- **Instructions for the task**: Restate every line of the material, word for word.

- **Data records**:

__________

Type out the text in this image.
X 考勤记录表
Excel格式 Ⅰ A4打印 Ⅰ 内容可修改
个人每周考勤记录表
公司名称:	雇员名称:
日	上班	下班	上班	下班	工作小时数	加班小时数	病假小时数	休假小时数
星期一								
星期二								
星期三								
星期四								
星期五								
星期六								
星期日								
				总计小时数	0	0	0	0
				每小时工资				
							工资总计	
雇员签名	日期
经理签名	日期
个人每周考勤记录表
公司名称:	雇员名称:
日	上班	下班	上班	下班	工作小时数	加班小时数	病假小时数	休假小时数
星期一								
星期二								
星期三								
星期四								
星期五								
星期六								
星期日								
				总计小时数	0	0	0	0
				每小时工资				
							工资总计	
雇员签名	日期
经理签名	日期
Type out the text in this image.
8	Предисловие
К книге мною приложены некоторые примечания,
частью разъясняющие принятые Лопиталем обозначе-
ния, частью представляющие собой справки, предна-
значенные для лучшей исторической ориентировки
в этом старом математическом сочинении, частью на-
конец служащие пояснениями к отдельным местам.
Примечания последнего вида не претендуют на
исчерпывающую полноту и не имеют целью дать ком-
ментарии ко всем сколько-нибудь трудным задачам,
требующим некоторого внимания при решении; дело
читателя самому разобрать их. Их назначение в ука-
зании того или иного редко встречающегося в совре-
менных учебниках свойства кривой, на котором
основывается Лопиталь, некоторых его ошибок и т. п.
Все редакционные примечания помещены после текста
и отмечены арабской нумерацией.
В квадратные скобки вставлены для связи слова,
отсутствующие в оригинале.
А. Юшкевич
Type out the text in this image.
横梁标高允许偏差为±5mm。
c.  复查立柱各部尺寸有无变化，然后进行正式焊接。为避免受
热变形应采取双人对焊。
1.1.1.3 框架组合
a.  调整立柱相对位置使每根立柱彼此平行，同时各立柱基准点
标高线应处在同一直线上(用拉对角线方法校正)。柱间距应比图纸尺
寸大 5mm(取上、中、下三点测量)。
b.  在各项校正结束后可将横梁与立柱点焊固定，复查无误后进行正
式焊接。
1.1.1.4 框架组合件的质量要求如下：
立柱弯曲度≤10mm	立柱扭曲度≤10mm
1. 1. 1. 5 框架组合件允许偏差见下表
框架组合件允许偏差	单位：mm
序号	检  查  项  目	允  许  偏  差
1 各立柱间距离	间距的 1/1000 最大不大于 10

__________

- **Output of the task**:
Type out the text in this image.
X 考勤记录表
Excel格式 Ⅰ A4打印 Ⅰ 内容可修改
个人每周考勤记录表
公司名称:	雇员名称:
日	上班	下班	上班	下班	工作小时数	加班小时数	病假小时数	休假小时数
星期一								
星期二								
星期三								
星期四								
星期五								
星期六								
星期日								
				总计小时数	0	0	0	0
				每小时工资				
							工资总计	
雇员签名	日期
经理签名	日期
个人每周考勤记录表
公司名称:	雇员名称:
日	上班	下班	上班	下班	工作小时数	加班小时数	病假小时数	休假小时数
星期一								
星期二								
星期三								
星期四								
星期五								
星期六								
星期日								
				总计小时数	0	0	0	0
				每小时工资				
							工资总计	
雇员签名	日期
经理签名	日期
Type out the text in this image.
8	Предисловие
К книге мною приложены некоторые примечания,
частью разъясняющие принятые Лопиталем обозначе-
ния, частью представляющие собой справки, предна-
значенные для лучшей исторической ориентировки
в этом старом математическом сочинении, частью на-
конец служащие пояснениями к отдельным местам.
Примечания последнего вида не претендуют на
исчерпывающую полноту и не имеют целью дать ком-
ментарии ко всем сколько-нибудь трудным задачам,
требующим некоторого внимания при решении; дело
читателя самому разобрать их. Их назначение в ука-
зании того или иного редко встречающегося в совре-
менных учебниках свойства кривой, на котором
основывается Лопиталь, некоторых его ошибок и т. п.
Все редакционные примечания помещены после текста
и отмечены арабской нумерацией.
В квадратные скобки вставлены для связи слова,
отсутствующие в оригинале.
А. Юшкевич
Type out the text in this image.
横梁标高允许偏差为±5mm。
c.  复查立柱各部尺寸有无变化，然后进行正式焊接。为避免受
热变形应采取双人对焊。
1.1.1.3 框架组合
a.  调整立柱相对位置使每根立柱彼此平行，同时各立柱基准点
标高线应处在同一直线上(用拉对角线方法校正)。柱间距应比图纸尺
寸大 5mm(取上、中、下三点测量)。
b.  在各项校正结束后可将横梁与立柱点焊固定，复查无误后进行正
式焊接。
1.1.1.4 框架组合件的质量要求如下：
立柱弯曲度≤10mm	立柱扭曲度≤10mm
1. 1. 1. 5 框架组合件允许偏差见下表
框架组合件允许偏差	单位：mm
序号	检  查  项  目	允  许  偏  差
1 各立柱间距离	间距的 1/1000 最大不大于 10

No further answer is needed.